◆ Instructions for the task
Reply with one number: the count of lines in the records below that hold "content".

◆ Material for this task

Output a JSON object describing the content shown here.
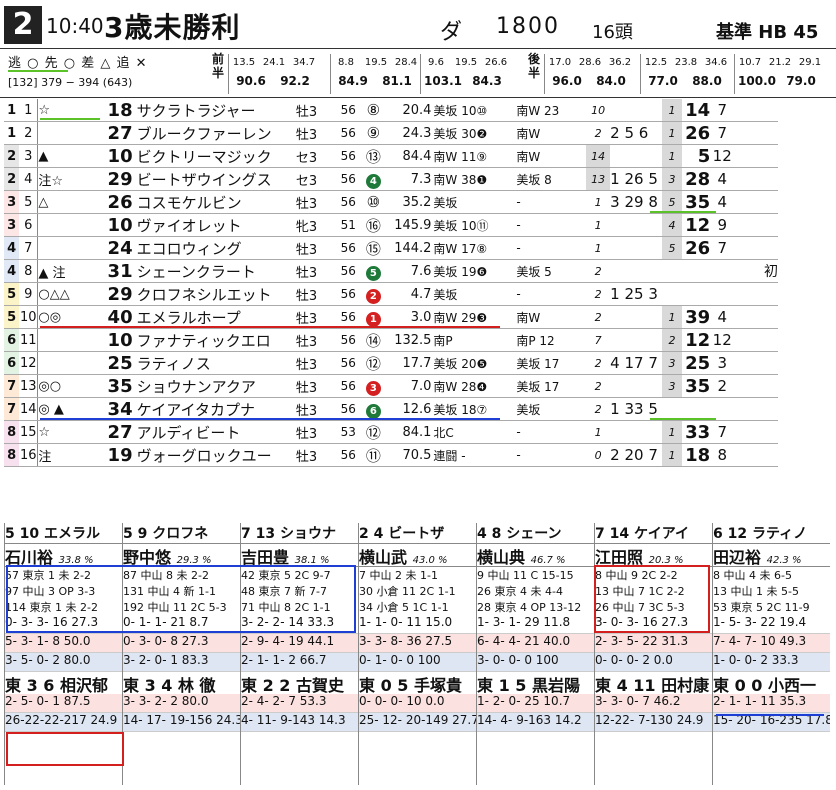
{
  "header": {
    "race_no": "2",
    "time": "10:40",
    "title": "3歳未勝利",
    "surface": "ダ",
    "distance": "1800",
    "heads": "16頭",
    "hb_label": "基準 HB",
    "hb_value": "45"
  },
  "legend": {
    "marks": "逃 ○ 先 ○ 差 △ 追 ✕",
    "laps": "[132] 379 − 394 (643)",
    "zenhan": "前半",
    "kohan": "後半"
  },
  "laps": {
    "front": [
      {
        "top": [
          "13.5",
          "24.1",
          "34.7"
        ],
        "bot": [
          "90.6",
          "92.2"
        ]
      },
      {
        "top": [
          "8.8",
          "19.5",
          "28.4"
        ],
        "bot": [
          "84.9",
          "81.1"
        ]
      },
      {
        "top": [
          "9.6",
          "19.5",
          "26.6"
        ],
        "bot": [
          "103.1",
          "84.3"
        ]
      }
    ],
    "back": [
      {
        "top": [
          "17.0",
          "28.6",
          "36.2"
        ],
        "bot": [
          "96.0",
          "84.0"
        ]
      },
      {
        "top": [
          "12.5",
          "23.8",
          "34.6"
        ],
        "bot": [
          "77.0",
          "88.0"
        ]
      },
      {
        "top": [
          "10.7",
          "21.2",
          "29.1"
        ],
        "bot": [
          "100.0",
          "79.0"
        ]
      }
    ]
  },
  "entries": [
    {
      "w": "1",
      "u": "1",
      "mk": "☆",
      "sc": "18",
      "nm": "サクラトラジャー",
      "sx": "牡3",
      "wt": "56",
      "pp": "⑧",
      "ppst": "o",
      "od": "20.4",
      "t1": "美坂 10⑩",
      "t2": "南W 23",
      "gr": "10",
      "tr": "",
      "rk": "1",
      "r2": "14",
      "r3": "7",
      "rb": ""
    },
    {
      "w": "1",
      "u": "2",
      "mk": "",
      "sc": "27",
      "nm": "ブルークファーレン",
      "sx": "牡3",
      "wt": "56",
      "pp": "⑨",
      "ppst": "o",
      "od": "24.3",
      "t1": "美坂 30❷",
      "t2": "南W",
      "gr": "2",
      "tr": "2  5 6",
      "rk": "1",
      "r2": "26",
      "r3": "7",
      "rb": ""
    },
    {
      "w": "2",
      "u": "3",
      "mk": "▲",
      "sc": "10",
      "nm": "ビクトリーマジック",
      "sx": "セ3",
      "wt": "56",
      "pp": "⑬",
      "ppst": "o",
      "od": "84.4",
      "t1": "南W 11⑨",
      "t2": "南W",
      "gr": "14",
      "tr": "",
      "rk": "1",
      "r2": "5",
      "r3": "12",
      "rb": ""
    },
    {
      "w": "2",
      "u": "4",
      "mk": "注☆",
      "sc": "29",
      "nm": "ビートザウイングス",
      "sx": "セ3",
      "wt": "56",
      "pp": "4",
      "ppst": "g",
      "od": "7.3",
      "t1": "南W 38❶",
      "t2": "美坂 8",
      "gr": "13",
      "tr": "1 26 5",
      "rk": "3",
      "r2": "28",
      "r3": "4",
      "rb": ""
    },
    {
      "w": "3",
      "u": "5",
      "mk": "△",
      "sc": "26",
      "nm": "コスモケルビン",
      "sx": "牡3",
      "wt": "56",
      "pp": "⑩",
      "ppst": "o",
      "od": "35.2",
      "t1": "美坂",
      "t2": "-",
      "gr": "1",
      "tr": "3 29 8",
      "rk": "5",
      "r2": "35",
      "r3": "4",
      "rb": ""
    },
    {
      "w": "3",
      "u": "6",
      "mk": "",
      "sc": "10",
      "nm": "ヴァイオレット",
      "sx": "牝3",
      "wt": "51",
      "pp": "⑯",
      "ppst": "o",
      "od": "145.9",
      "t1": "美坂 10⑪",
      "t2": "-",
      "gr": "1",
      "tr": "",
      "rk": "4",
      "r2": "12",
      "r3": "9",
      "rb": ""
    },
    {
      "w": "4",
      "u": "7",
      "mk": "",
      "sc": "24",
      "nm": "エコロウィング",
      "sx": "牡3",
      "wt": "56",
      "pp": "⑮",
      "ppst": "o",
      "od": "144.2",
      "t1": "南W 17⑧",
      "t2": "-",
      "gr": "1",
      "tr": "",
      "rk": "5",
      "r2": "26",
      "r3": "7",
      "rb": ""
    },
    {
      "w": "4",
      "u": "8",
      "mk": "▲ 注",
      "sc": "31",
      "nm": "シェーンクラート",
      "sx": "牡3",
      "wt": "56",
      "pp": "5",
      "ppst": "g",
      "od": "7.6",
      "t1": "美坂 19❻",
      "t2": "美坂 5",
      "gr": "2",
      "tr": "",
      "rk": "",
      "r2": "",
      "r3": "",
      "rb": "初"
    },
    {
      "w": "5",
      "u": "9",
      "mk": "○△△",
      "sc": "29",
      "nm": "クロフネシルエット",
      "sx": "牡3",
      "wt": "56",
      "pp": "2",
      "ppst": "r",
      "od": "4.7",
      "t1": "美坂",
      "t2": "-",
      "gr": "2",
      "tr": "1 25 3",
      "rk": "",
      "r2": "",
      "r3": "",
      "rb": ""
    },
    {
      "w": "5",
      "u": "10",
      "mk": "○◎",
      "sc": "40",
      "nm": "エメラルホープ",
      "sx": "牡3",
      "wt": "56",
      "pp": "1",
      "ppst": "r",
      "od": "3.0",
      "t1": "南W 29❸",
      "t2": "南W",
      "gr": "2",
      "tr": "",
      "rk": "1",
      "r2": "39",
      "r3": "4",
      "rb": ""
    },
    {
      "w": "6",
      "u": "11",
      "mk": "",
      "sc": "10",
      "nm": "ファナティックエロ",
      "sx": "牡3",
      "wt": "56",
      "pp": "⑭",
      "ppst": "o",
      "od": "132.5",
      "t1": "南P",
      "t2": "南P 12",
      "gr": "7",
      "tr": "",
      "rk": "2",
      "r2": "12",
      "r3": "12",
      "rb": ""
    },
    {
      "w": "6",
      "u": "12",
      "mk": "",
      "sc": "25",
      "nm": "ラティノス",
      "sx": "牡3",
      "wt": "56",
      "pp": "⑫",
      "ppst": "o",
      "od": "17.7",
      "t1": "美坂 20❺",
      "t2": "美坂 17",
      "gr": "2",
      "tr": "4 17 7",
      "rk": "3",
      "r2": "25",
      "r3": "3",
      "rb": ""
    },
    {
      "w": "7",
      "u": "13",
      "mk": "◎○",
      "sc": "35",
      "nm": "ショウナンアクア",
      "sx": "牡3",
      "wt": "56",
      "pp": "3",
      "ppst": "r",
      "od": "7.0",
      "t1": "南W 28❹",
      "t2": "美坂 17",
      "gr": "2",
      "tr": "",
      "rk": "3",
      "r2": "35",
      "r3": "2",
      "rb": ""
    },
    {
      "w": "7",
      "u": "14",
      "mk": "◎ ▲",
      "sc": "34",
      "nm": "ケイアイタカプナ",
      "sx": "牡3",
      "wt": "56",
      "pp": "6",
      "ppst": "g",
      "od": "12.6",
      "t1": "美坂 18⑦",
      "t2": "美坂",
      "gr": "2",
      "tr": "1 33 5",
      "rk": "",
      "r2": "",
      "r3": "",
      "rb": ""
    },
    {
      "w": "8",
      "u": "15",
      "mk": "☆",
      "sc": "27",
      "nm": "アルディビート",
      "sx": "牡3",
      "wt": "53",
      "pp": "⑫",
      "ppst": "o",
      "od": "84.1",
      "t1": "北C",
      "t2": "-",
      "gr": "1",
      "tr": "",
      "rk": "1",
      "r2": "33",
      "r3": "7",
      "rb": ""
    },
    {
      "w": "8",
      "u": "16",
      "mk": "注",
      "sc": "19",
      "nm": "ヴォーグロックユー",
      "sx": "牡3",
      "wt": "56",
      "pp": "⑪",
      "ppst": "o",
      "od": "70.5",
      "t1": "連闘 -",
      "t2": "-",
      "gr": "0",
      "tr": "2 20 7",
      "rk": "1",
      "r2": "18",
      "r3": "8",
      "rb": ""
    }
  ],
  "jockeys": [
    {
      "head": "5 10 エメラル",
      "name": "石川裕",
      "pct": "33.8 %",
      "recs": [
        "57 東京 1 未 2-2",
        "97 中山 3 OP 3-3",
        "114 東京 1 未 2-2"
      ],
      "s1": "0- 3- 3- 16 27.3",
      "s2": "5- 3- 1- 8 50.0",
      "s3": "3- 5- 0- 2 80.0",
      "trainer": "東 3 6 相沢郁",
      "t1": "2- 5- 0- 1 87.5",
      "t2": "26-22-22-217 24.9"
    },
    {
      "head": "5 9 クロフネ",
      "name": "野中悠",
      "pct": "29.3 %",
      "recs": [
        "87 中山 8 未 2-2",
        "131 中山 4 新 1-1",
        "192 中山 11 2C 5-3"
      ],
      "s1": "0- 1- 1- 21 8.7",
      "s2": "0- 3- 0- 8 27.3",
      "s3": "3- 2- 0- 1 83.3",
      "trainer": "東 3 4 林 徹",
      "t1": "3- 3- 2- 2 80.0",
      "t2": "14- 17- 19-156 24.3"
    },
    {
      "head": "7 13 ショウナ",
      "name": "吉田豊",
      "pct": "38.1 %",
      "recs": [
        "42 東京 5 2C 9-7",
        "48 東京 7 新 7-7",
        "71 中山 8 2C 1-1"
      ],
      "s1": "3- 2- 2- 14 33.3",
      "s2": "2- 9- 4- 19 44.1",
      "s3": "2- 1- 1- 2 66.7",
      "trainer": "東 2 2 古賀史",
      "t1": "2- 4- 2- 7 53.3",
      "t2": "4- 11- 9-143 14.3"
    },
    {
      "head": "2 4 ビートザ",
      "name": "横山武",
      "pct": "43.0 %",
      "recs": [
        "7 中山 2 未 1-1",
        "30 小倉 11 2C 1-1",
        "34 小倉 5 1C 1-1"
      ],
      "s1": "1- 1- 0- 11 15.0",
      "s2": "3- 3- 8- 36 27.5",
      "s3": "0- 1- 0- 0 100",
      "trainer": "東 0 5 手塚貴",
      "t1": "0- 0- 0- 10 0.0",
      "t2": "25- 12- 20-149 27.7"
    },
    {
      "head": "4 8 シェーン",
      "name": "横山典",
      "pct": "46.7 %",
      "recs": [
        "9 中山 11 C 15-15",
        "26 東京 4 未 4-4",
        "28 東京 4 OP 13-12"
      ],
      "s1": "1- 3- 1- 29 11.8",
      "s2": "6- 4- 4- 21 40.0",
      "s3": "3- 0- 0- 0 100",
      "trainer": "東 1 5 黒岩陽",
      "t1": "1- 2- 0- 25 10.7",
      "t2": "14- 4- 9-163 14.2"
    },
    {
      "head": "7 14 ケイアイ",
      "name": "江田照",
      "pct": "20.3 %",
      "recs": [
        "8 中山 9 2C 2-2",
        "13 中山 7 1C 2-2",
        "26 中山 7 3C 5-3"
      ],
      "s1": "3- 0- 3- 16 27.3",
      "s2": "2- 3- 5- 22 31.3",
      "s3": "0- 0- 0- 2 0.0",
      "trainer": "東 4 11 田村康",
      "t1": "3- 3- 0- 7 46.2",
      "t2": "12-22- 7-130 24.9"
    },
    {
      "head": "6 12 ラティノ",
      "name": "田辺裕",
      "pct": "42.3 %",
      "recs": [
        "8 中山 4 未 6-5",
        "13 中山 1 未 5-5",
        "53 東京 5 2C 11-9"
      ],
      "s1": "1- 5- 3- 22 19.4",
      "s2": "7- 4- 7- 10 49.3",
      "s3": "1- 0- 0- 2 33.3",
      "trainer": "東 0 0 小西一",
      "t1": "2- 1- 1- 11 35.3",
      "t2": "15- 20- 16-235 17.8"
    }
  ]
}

...

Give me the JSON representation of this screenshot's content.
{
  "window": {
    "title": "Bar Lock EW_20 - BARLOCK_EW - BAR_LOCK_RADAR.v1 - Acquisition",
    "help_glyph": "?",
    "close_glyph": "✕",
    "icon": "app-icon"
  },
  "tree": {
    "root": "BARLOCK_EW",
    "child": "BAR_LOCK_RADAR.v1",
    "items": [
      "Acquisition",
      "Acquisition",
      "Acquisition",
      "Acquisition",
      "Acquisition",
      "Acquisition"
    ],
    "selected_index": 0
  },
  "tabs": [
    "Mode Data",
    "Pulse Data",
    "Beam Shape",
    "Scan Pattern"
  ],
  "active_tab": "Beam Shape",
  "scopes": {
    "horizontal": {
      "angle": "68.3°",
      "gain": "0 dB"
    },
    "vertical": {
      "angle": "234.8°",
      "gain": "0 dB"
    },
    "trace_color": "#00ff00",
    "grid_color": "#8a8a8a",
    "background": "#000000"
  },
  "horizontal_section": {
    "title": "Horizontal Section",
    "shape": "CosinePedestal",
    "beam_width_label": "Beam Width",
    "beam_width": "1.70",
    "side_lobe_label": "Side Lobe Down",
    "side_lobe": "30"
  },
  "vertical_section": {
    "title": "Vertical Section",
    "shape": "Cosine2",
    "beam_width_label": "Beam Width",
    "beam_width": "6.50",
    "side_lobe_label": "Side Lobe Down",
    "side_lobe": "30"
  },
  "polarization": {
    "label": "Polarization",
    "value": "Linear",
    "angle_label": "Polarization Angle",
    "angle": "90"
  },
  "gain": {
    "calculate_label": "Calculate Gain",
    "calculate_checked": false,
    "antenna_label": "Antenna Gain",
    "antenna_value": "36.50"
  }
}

◆ Complete response
2